PROBLEM TO SOLVE = Please rename "table-cell" to "grid-cell" in the records, starting with the first line and going on through the line with "caret-icon (390, 98, 398, 102)", and give those lines again with nothing else changed.

====

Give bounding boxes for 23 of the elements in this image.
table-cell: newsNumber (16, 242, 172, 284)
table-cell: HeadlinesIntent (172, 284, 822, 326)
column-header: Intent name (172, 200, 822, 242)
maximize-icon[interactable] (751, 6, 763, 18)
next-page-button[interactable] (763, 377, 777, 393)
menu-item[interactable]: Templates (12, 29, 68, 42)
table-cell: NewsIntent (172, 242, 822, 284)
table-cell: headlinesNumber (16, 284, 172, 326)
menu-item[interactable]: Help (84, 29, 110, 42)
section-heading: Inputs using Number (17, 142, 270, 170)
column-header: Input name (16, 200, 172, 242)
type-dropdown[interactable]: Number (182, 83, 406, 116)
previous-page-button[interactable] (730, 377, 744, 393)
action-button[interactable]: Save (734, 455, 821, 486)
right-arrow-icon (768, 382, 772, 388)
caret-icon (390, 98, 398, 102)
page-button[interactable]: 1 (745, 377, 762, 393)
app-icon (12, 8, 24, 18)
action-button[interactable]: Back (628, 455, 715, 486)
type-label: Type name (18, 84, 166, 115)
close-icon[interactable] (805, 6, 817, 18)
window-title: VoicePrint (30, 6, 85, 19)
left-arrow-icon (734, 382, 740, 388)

====

OUTPUT OF THE EXERCISE =
Give bounding boxes for 23 of the elements in this image.
grid-cell: newsNumber (16, 242, 172, 284)
grid-cell: HeadlinesIntent (172, 284, 822, 326)
column-header: Intent name (172, 200, 822, 242)
maximize-icon[interactable] (751, 6, 763, 18)
next-page-button[interactable] (763, 377, 777, 393)
menu-item[interactable]: Templates (12, 29, 68, 42)
grid-cell: NewsIntent (172, 242, 822, 284)
grid-cell: headlinesNumber (16, 284, 172, 326)
menu-item[interactable]: Help (84, 29, 110, 42)
section-heading: Inputs using Number (17, 142, 270, 170)
column-header: Input name (16, 200, 172, 242)
type-dropdown[interactable]: Number (182, 83, 406, 116)
previous-page-button[interactable] (730, 377, 744, 393)
action-button[interactable]: Save (734, 455, 821, 486)
right-arrow-icon (768, 382, 772, 388)
caret-icon (390, 98, 398, 102)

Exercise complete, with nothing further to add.